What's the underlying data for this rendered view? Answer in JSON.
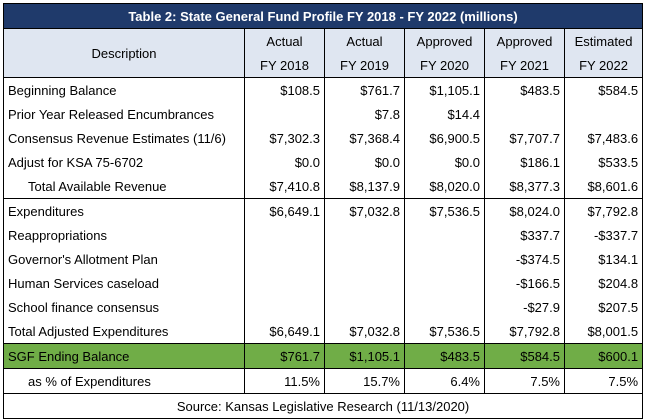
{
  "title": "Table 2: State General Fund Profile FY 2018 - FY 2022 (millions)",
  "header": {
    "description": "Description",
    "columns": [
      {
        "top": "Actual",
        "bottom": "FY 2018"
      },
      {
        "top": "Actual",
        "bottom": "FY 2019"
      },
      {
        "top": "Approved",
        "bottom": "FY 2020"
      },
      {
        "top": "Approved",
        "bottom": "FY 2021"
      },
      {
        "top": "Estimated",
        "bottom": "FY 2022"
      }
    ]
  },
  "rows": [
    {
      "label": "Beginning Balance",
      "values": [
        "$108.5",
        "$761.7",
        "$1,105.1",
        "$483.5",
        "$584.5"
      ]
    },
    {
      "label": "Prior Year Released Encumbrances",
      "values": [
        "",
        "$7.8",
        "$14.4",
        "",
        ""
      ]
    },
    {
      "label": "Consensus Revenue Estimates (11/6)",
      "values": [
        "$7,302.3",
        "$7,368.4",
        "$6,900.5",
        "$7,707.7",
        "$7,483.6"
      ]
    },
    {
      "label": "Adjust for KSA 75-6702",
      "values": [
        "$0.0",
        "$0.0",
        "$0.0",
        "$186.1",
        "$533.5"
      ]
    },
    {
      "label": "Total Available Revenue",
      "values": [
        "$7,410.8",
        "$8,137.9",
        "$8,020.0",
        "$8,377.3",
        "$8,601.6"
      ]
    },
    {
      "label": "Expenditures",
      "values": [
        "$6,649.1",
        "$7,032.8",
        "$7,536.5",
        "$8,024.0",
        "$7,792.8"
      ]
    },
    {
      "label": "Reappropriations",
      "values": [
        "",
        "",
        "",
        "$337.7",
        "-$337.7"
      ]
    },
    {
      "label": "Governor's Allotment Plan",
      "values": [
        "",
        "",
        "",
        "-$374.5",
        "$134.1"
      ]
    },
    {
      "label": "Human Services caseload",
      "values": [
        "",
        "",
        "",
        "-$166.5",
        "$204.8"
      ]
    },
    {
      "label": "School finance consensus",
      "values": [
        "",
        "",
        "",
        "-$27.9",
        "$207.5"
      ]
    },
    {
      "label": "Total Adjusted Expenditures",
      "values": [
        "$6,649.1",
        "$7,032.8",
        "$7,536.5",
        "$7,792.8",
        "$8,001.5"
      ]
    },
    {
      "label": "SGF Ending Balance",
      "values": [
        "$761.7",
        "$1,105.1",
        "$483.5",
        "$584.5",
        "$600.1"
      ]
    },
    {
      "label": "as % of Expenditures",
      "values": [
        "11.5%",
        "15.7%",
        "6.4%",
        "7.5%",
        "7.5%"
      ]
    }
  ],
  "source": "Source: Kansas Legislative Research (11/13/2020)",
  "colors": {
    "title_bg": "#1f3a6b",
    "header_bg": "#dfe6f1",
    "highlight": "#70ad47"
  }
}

☆ ☆ ☆ ☆

**WHAT IS ASKED**
Transcribe the records above verbatim. Do not carry over any picture.

**TASK RESULT**
What's the underlying data for this rendered view? Answer in JSON.
{
  "title": "Table 2: State General Fund Profile FY 2018 - FY 2022 (millions)",
  "header": {
    "description": "Description",
    "columns": [
      {
        "top": "Actual",
        "bottom": "FY 2018"
      },
      {
        "top": "Actual",
        "bottom": "FY 2019"
      },
      {
        "top": "Approved",
        "bottom": "FY 2020"
      },
      {
        "top": "Approved",
        "bottom": "FY 2021"
      },
      {
        "top": "Estimated",
        "bottom": "FY 2022"
      }
    ]
  },
  "rows": [
    {
      "label": "Beginning Balance",
      "values": [
        "$108.5",
        "$761.7",
        "$1,105.1",
        "$483.5",
        "$584.5"
      ]
    },
    {
      "label": "Prior Year Released Encumbrances",
      "values": [
        "",
        "$7.8",
        "$14.4",
        "",
        ""
      ]
    },
    {
      "label": "Consensus Revenue Estimates (11/6)",
      "values": [
        "$7,302.3",
        "$7,368.4",
        "$6,900.5",
        "$7,707.7",
        "$7,483.6"
      ]
    },
    {
      "label": "Adjust for KSA 75-6702",
      "values": [
        "$0.0",
        "$0.0",
        "$0.0",
        "$186.1",
        "$533.5"
      ]
    },
    {
      "label": "Total Available Revenue",
      "values": [
        "$7,410.8",
        "$8,137.9",
        "$8,020.0",
        "$8,377.3",
        "$8,601.6"
      ]
    },
    {
      "label": "Expenditures",
      "values": [
        "$6,649.1",
        "$7,032.8",
        "$7,536.5",
        "$8,024.0",
        "$7,792.8"
      ]
    },
    {
      "label": "Reappropriations",
      "values": [
        "",
        "",
        "",
        "$337.7",
        "-$337.7"
      ]
    },
    {
      "label": "Governor's Allotment Plan",
      "values": [
        "",
        "",
        "",
        "-$374.5",
        "$134.1"
      ]
    },
    {
      "label": "Human Services caseload",
      "values": [
        "",
        "",
        "",
        "-$166.5",
        "$204.8"
      ]
    },
    {
      "label": "School finance consensus",
      "values": [
        "",
        "",
        "",
        "-$27.9",
        "$207.5"
      ]
    },
    {
      "label": "Total Adjusted Expenditures",
      "values": [
        "$6,649.1",
        "$7,032.8",
        "$7,536.5",
        "$7,792.8",
        "$8,001.5"
      ]
    },
    {
      "label": "SGF Ending Balance",
      "values": [
        "$761.7",
        "$1,105.1",
        "$483.5",
        "$584.5",
        "$600.1"
      ]
    },
    {
      "label": "as % of Expenditures",
      "values": [
        "11.5%",
        "15.7%",
        "6.4%",
        "7.5%",
        "7.5%"
      ]
    }
  ],
  "source": "Source: Kansas Legislative Research (11/13/2020)",
  "colors": {
    "title_bg": "#1f3a6b",
    "header_bg": "#dfe6f1",
    "highlight": "#70ad47"
  }
}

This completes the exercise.